# What is asked:
From the entries below, copy every line where the string "value" appears.

Dataset records

___

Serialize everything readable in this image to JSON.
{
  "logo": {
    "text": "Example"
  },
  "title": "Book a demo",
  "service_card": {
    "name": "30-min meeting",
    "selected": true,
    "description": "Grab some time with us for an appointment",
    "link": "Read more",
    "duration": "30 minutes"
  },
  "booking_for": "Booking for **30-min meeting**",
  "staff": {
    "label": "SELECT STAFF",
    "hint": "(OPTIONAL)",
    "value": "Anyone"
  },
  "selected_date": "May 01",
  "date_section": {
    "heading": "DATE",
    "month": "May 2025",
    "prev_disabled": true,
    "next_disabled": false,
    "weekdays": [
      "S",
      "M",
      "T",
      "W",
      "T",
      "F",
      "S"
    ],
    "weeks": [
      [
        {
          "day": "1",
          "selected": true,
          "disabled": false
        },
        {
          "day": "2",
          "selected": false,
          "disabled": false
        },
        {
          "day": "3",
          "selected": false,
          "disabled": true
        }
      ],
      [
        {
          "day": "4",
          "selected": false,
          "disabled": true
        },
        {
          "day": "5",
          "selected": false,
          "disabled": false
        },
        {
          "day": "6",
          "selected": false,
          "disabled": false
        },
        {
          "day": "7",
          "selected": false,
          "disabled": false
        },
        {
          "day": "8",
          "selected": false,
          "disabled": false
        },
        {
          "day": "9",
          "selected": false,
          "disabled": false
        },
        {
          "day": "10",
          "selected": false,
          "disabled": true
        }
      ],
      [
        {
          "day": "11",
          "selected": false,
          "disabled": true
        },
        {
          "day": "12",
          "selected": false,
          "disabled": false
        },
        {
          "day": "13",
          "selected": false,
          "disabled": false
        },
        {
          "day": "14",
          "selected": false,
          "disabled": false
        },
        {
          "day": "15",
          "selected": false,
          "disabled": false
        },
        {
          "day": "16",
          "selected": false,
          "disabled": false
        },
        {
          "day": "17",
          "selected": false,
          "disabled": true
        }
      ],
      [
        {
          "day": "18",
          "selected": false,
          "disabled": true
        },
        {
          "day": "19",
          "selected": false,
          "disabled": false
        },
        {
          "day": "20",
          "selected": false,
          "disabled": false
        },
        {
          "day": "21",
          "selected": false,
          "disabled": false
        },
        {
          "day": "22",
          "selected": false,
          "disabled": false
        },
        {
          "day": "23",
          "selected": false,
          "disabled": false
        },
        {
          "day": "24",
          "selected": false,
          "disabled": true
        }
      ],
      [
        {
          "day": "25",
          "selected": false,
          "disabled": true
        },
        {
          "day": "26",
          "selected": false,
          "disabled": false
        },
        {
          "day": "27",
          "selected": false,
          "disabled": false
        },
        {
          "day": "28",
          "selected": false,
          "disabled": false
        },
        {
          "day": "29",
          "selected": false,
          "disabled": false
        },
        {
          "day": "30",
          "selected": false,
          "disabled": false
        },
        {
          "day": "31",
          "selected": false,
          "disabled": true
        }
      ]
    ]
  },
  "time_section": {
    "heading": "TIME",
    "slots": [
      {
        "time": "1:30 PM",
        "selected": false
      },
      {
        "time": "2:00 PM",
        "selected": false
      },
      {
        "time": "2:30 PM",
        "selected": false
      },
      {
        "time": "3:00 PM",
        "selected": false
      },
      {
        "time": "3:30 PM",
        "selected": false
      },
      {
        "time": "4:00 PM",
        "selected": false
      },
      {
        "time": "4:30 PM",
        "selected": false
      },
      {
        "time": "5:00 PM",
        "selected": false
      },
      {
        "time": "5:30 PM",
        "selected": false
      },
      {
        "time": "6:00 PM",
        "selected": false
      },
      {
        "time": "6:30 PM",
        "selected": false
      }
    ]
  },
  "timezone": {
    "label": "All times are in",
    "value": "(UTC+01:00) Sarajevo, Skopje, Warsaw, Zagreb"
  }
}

___

# Answer to this exercise:
    "value": "Anyone"
    "value": "(UTC+01:00) Sarajevo, Skopje, Warsaw, Zagreb"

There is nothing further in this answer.